## EXCERPTED PASSAGE

------------------------------

This work proposes a novel approach for probabilistic end-to-end all-sky imager-based nowcasting with horizons of up to 30 min using an ImageNet pre-trained deep neural network. The method involves a two-stage approach. First, a backbone model is trained to estimate the irradiance from all-sky imager (ASI) images. The model is then extended and retrained on image and parameter sequences for forecasting. An open access data set is used for training and evaluation. We investigated the impact of simultaneously considering global horizontal (GHI), direct normal (DNI), and diffuse horizontal irradiance (DHI) on training time and forecast performance as well as the effect of adding parameters describing the irradiance variability proposed in the literature. The backbone model estimates current GHI with an RMSE and MAE of 58.06 and 29.33 W m−2, respectively. When extended for forecasting, the model achieves an overall positive skill score reaching 18.6 % compared to a smart persistence forecast. Minor modifications to the deterministic backbone and forecasting models enables the architecture to output an asymmetrical probability distribution and reduces training time while leading to similar errors for the backbone models. Investigating the impact of variability parameters shows that they reduce training time but have no significant impact on the GHI forecasting performance for both deterministic and probabilistic forecasting while simultaneously forecasting GHI, DNI, and DHI reduces the forecast performance.

------------------------------

## EXERCISE BRIEF
Translate this sentence from the passage on all-sky imager irradiance forecasting into Spanish: "First, a backbone model is trained to estimate the irradiance from all-sky imager (ASI) images." The material has nothing to do with the text above.

## Page layout data
------------------------------

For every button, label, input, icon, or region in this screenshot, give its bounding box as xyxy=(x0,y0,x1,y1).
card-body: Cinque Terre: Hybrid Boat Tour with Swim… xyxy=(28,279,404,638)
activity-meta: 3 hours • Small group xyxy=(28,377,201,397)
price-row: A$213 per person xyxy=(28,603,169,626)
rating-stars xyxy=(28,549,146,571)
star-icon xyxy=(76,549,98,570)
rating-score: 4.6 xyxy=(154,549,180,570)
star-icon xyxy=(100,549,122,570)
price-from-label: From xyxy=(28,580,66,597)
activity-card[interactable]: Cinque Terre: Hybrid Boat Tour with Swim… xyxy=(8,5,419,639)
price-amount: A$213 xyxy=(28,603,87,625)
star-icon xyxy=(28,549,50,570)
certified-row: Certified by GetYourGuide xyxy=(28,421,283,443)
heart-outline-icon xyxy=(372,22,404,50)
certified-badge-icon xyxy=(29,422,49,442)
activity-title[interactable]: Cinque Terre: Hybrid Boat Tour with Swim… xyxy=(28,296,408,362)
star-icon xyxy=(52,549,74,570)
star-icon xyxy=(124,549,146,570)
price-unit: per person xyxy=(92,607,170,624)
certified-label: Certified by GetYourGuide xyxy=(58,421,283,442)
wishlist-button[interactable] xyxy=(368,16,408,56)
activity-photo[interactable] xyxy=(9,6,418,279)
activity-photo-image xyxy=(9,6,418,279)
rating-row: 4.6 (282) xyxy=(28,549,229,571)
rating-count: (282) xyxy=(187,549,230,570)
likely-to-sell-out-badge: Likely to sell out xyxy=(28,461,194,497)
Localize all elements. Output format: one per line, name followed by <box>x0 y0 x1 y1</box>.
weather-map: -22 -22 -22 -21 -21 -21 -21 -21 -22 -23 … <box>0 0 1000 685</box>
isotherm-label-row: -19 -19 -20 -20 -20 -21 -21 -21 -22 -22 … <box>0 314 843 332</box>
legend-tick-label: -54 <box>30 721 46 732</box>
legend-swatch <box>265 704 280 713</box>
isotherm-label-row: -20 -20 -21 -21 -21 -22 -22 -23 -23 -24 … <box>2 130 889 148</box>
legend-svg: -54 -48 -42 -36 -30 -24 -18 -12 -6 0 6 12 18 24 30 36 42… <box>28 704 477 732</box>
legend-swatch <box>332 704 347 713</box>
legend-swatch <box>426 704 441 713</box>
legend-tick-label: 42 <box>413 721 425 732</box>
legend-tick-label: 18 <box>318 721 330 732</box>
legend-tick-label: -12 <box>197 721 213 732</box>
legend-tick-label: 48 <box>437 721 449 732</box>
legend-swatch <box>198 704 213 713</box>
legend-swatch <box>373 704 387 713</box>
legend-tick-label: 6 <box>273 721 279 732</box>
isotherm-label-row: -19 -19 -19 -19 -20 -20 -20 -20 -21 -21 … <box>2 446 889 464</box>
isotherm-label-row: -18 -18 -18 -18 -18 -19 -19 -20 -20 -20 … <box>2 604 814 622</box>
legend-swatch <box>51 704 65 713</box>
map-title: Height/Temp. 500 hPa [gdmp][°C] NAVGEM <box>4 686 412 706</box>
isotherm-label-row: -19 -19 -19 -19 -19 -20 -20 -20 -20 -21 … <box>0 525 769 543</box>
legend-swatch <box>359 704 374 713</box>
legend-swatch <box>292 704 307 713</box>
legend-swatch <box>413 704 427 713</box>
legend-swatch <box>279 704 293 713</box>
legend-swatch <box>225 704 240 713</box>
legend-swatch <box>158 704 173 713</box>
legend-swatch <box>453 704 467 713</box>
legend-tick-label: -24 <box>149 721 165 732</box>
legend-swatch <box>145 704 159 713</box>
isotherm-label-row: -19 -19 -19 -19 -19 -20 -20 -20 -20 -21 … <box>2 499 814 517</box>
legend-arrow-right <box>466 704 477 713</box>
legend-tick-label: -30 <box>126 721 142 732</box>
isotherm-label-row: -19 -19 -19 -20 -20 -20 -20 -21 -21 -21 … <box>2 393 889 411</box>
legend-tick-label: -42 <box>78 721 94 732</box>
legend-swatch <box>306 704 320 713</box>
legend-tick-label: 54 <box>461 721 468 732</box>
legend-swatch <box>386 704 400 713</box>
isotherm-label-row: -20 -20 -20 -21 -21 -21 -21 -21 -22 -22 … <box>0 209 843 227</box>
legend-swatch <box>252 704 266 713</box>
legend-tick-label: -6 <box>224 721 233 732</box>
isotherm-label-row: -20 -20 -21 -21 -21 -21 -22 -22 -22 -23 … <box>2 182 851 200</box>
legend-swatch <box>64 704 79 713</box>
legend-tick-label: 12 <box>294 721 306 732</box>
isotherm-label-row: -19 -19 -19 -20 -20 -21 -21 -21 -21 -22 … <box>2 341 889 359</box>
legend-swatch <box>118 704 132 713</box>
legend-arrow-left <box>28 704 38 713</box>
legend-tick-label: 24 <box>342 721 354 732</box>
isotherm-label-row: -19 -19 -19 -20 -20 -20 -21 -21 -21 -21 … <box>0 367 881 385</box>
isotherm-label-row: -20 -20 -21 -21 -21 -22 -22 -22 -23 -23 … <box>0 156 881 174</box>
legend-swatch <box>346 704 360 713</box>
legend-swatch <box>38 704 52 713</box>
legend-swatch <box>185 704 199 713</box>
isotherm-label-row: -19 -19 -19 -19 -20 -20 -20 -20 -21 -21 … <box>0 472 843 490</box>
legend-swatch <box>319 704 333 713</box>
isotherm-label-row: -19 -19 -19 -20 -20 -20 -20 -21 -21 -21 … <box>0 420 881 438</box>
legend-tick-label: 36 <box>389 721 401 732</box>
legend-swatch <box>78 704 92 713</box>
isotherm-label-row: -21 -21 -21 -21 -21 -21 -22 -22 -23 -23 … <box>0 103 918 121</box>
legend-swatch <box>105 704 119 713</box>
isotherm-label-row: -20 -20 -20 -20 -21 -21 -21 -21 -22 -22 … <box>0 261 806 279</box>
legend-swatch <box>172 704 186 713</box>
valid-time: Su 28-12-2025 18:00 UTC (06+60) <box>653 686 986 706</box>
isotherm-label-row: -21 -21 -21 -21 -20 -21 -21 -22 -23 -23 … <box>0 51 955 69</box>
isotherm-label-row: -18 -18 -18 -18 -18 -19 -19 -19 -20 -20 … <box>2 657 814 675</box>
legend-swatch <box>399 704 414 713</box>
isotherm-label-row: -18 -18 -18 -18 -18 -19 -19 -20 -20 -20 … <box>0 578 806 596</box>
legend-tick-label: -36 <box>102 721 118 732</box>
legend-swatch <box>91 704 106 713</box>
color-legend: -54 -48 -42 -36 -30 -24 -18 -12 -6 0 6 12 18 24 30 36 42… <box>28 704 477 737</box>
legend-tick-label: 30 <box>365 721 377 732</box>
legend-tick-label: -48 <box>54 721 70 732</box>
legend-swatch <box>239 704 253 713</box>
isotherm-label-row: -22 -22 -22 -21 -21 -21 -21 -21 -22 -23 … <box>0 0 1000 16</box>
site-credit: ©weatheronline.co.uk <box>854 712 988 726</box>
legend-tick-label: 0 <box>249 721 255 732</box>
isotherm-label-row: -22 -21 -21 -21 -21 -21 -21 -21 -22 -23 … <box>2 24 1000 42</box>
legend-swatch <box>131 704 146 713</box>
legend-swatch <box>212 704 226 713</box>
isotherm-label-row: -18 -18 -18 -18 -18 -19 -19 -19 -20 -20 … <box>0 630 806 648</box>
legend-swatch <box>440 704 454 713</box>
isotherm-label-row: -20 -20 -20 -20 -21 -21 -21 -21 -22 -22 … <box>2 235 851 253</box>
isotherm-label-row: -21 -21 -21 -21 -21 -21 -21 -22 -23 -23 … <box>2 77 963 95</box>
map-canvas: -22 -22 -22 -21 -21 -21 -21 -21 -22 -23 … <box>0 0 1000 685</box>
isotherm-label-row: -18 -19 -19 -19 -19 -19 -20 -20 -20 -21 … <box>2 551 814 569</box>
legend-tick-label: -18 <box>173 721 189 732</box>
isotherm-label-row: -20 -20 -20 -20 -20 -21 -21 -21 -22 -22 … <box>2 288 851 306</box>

------------------------------

## ANSWER TO THIS EXERCISE
Primero, se entrena un modelo base para estimar la irradiancia a partir de imágenes de cámaras de cielo completo (ASI).